• Material supplied:
□ □ □ □

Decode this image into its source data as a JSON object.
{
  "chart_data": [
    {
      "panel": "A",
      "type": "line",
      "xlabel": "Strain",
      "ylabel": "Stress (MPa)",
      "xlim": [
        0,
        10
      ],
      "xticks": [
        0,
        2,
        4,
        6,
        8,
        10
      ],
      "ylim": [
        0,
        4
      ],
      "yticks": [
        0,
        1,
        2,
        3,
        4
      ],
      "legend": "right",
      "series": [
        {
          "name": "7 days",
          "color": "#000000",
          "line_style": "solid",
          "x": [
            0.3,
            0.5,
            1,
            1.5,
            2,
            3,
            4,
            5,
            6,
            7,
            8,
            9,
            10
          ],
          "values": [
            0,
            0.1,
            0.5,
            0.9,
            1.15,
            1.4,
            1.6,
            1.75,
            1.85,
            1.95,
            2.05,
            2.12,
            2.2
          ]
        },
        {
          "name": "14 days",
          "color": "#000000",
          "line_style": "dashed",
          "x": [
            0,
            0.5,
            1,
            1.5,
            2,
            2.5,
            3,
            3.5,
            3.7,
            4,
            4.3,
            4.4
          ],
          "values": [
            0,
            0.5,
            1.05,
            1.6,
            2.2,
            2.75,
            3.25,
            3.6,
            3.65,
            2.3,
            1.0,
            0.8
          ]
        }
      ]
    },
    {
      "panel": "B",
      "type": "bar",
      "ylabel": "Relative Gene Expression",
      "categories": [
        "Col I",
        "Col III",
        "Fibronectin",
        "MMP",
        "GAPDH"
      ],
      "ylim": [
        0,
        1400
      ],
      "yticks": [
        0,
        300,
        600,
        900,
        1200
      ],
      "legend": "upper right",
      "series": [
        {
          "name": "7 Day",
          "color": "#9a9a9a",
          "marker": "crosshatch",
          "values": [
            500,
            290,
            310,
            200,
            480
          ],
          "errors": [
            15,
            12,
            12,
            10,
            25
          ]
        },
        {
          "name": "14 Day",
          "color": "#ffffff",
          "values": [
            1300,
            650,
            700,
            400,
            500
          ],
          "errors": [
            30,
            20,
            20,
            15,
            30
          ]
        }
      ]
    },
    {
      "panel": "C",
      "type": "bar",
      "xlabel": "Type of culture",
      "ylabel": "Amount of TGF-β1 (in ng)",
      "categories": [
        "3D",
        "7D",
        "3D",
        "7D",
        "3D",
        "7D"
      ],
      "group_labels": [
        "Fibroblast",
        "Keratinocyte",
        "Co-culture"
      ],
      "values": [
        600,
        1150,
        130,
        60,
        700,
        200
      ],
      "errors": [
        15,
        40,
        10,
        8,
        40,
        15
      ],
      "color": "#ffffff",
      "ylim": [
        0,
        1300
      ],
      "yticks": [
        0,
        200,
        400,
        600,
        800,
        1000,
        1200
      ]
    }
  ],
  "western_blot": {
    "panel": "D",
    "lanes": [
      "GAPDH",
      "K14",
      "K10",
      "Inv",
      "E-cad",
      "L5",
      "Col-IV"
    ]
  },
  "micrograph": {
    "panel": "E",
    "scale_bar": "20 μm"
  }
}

□ □ □ □

• What is needed:
Every line of the material above that contains "ylabel" should be counted; give the total only.

• Response below:
3